What is required ->
Skip the pictures. Copy all the rest of the records down exactly.

Data supplied ->
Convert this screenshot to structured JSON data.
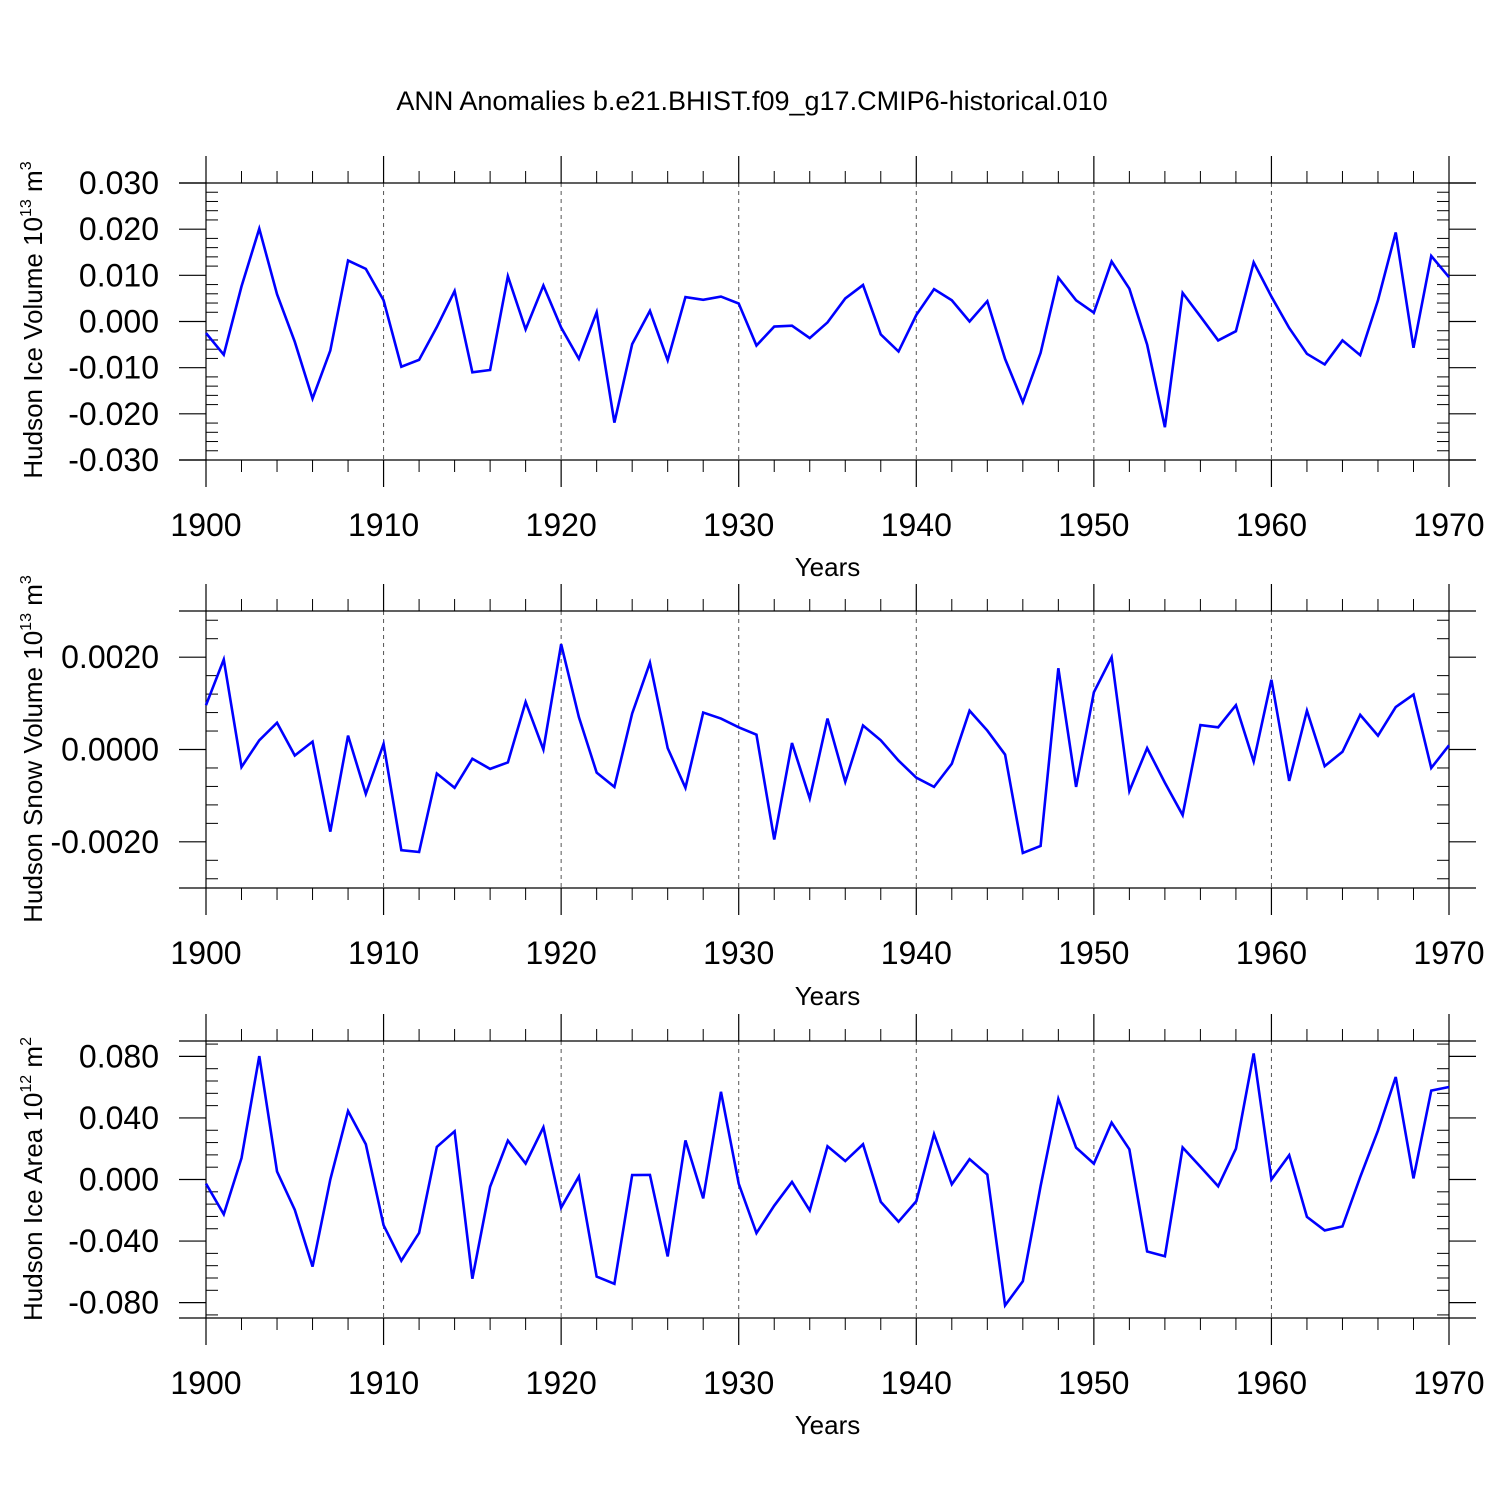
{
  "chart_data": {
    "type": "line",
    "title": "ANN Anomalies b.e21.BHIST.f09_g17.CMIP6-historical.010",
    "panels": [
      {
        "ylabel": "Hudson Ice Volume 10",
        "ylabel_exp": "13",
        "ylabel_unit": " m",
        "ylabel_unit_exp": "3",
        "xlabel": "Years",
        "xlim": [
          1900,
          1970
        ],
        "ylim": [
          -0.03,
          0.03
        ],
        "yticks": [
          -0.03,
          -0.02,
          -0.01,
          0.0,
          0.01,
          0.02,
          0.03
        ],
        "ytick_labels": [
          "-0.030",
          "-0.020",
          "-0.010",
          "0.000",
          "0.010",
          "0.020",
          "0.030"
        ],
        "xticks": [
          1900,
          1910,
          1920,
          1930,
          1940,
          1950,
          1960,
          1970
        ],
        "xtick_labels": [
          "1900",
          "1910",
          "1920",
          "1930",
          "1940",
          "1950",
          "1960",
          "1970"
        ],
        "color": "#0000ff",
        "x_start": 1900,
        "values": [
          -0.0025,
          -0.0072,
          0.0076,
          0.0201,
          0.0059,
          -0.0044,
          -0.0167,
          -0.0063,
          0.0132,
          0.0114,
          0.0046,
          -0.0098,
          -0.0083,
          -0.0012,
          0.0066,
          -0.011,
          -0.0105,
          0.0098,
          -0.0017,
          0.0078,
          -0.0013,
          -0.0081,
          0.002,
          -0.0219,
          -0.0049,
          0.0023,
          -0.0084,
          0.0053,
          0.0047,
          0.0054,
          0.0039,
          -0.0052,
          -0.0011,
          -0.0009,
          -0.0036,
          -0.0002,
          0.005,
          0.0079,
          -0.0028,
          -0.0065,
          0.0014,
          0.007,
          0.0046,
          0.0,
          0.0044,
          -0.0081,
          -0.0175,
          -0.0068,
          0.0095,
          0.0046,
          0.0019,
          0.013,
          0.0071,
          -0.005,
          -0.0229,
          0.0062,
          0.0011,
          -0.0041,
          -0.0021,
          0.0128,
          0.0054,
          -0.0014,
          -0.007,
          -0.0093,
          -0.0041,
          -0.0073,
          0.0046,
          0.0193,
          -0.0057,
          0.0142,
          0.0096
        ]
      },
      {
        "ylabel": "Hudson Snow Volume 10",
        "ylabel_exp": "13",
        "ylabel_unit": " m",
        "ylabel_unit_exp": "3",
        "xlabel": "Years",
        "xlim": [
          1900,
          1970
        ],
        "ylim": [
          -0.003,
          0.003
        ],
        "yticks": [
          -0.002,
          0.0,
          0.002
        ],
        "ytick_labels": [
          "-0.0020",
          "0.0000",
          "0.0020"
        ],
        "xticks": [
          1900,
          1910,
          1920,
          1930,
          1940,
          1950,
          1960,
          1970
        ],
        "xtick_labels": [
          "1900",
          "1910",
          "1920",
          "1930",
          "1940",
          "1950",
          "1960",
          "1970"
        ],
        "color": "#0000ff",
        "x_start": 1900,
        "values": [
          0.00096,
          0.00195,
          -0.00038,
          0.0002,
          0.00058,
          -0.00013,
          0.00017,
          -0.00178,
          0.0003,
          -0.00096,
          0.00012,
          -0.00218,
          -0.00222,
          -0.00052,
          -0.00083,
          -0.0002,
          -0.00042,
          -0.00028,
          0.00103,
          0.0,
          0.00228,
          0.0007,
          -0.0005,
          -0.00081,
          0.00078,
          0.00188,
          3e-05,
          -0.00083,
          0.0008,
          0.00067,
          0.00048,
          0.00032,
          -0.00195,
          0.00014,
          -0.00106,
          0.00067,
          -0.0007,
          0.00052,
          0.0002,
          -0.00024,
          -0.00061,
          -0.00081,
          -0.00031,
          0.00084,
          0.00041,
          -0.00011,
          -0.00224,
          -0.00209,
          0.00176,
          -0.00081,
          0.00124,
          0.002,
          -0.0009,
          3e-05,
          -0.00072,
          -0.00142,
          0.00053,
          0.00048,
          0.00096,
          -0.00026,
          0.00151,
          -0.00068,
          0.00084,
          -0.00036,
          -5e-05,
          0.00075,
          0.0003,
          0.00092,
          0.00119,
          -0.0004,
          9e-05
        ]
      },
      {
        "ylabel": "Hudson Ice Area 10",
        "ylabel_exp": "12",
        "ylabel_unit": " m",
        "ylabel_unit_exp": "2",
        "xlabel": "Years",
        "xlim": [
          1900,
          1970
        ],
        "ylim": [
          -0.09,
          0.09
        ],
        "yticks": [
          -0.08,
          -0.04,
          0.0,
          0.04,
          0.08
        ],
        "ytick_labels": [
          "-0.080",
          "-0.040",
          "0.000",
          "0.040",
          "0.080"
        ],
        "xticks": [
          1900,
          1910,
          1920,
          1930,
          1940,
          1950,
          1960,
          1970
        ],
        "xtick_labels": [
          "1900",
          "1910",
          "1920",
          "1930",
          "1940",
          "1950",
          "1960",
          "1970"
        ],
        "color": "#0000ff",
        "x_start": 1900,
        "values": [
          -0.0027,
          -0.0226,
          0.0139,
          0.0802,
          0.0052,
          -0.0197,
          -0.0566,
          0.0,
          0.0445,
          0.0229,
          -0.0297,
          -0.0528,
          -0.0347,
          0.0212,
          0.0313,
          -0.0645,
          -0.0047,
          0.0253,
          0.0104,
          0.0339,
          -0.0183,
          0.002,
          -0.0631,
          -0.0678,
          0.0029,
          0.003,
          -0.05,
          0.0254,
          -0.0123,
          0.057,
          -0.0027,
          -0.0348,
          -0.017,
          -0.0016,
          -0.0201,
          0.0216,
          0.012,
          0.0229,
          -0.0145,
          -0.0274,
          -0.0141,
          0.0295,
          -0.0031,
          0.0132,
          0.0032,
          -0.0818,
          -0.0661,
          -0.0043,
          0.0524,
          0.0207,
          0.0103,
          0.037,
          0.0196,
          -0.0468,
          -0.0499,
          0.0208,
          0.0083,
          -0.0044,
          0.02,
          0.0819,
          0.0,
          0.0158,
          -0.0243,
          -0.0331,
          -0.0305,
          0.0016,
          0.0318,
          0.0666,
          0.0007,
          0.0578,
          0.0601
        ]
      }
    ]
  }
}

Task result ->
Convert this screenshot to structured JSON data.
{
  "chart_data": {
    "type": "line",
    "title": "ANN Anomalies b.e21.BHIST.f09_g17.CMIP6-historical.010",
    "panels": [
      {
        "ylabel": "Hudson Ice Volume 10",
        "ylabel_exp": "13",
        "ylabel_unit": " m",
        "ylabel_unit_exp": "3",
        "xlabel": "Years",
        "xlim": [
          1900,
          1970
        ],
        "ylim": [
          -0.03,
          0.03
        ],
        "yticks": [
          -0.03,
          -0.02,
          -0.01,
          0.0,
          0.01,
          0.02,
          0.03
        ],
        "ytick_labels": [
          "-0.030",
          "-0.020",
          "-0.010",
          "0.000",
          "0.010",
          "0.020",
          "0.030"
        ],
        "xticks": [
          1900,
          1910,
          1920,
          1930,
          1940,
          1950,
          1960,
          1970
        ],
        "xtick_labels": [
          "1900",
          "1910",
          "1920",
          "1930",
          "1940",
          "1950",
          "1960",
          "1970"
        ],
        "color": "#0000ff",
        "x_start": 1900,
        "values": [
          -0.0025,
          -0.0072,
          0.0076,
          0.0201,
          0.0059,
          -0.0044,
          -0.0167,
          -0.0063,
          0.0132,
          0.0114,
          0.0046,
          -0.0098,
          -0.0083,
          -0.0012,
          0.0066,
          -0.011,
          -0.0105,
          0.0098,
          -0.0017,
          0.0078,
          -0.0013,
          -0.0081,
          0.002,
          -0.0219,
          -0.0049,
          0.0023,
          -0.0084,
          0.0053,
          0.0047,
          0.0054,
          0.0039,
          -0.0052,
          -0.0011,
          -0.0009,
          -0.0036,
          -0.0002,
          0.005,
          0.0079,
          -0.0028,
          -0.0065,
          0.0014,
          0.007,
          0.0046,
          0.0,
          0.0044,
          -0.0081,
          -0.0175,
          -0.0068,
          0.0095,
          0.0046,
          0.0019,
          0.013,
          0.0071,
          -0.005,
          -0.0229,
          0.0062,
          0.0011,
          -0.0041,
          -0.0021,
          0.0128,
          0.0054,
          -0.0014,
          -0.007,
          -0.0093,
          -0.0041,
          -0.0073,
          0.0046,
          0.0193,
          -0.0057,
          0.0142,
          0.0096
        ]
      },
      {
        "ylabel": "Hudson Snow Volume 10",
        "ylabel_exp": "13",
        "ylabel_unit": " m",
        "ylabel_unit_exp": "3",
        "xlabel": "Years",
        "xlim": [
          1900,
          1970
        ],
        "ylim": [
          -0.003,
          0.003
        ],
        "yticks": [
          -0.002,
          0.0,
          0.002
        ],
        "ytick_labels": [
          "-0.0020",
          "0.0000",
          "0.0020"
        ],
        "xticks": [
          1900,
          1910,
          1920,
          1930,
          1940,
          1950,
          1960,
          1970
        ],
        "xtick_labels": [
          "1900",
          "1910",
          "1920",
          "1930",
          "1940",
          "1950",
          "1960",
          "1970"
        ],
        "color": "#0000ff",
        "x_start": 1900,
        "values": [
          0.00096,
          0.00195,
          -0.00038,
          0.0002,
          0.00058,
          -0.00013,
          0.00017,
          -0.00178,
          0.0003,
          -0.00096,
          0.00012,
          -0.00218,
          -0.00222,
          -0.00052,
          -0.00083,
          -0.0002,
          -0.00042,
          -0.00028,
          0.00103,
          0.0,
          0.00228,
          0.0007,
          -0.0005,
          -0.00081,
          0.00078,
          0.00188,
          3e-05,
          -0.00083,
          0.0008,
          0.00067,
          0.00048,
          0.00032,
          -0.00195,
          0.00014,
          -0.00106,
          0.00067,
          -0.0007,
          0.00052,
          0.0002,
          -0.00024,
          -0.00061,
          -0.00081,
          -0.00031,
          0.00084,
          0.00041,
          -0.00011,
          -0.00224,
          -0.00209,
          0.00176,
          -0.00081,
          0.00124,
          0.002,
          -0.0009,
          3e-05,
          -0.00072,
          -0.00142,
          0.00053,
          0.00048,
          0.00096,
          -0.00026,
          0.00151,
          -0.00068,
          0.00084,
          -0.00036,
          -5e-05,
          0.00075,
          0.0003,
          0.00092,
          0.00119,
          -0.0004,
          9e-05
        ]
      },
      {
        "ylabel": "Hudson Ice Area 10",
        "ylabel_exp": "12",
        "ylabel_unit": " m",
        "ylabel_unit_exp": "2",
        "xlabel": "Years",
        "xlim": [
          1900,
          1970
        ],
        "ylim": [
          -0.09,
          0.09
        ],
        "yticks": [
          -0.08,
          -0.04,
          0.0,
          0.04,
          0.08
        ],
        "ytick_labels": [
          "-0.080",
          "-0.040",
          "0.000",
          "0.040",
          "0.080"
        ],
        "xticks": [
          1900,
          1910,
          1920,
          1930,
          1940,
          1950,
          1960,
          1970
        ],
        "xtick_labels": [
          "1900",
          "1910",
          "1920",
          "1930",
          "1940",
          "1950",
          "1960",
          "1970"
        ],
        "color": "#0000ff",
        "x_start": 1900,
        "values": [
          -0.0027,
          -0.0226,
          0.0139,
          0.0802,
          0.0052,
          -0.0197,
          -0.0566,
          0.0,
          0.0445,
          0.0229,
          -0.0297,
          -0.0528,
          -0.0347,
          0.0212,
          0.0313,
          -0.0645,
          -0.0047,
          0.0253,
          0.0104,
          0.0339,
          -0.0183,
          0.002,
          -0.0631,
          -0.0678,
          0.0029,
          0.003,
          -0.05,
          0.0254,
          -0.0123,
          0.057,
          -0.0027,
          -0.0348,
          -0.017,
          -0.0016,
          -0.0201,
          0.0216,
          0.012,
          0.0229,
          -0.0145,
          -0.0274,
          -0.0141,
          0.0295,
          -0.0031,
          0.0132,
          0.0032,
          -0.0818,
          -0.0661,
          -0.0043,
          0.0524,
          0.0207,
          0.0103,
          0.037,
          0.0196,
          -0.0468,
          -0.0499,
          0.0208,
          0.0083,
          -0.0044,
          0.02,
          0.0819,
          0.0,
          0.0158,
          -0.0243,
          -0.0331,
          -0.0305,
          0.0016,
          0.0318,
          0.0666,
          0.0007,
          0.0578,
          0.0601
        ]
      }
    ]
  }
}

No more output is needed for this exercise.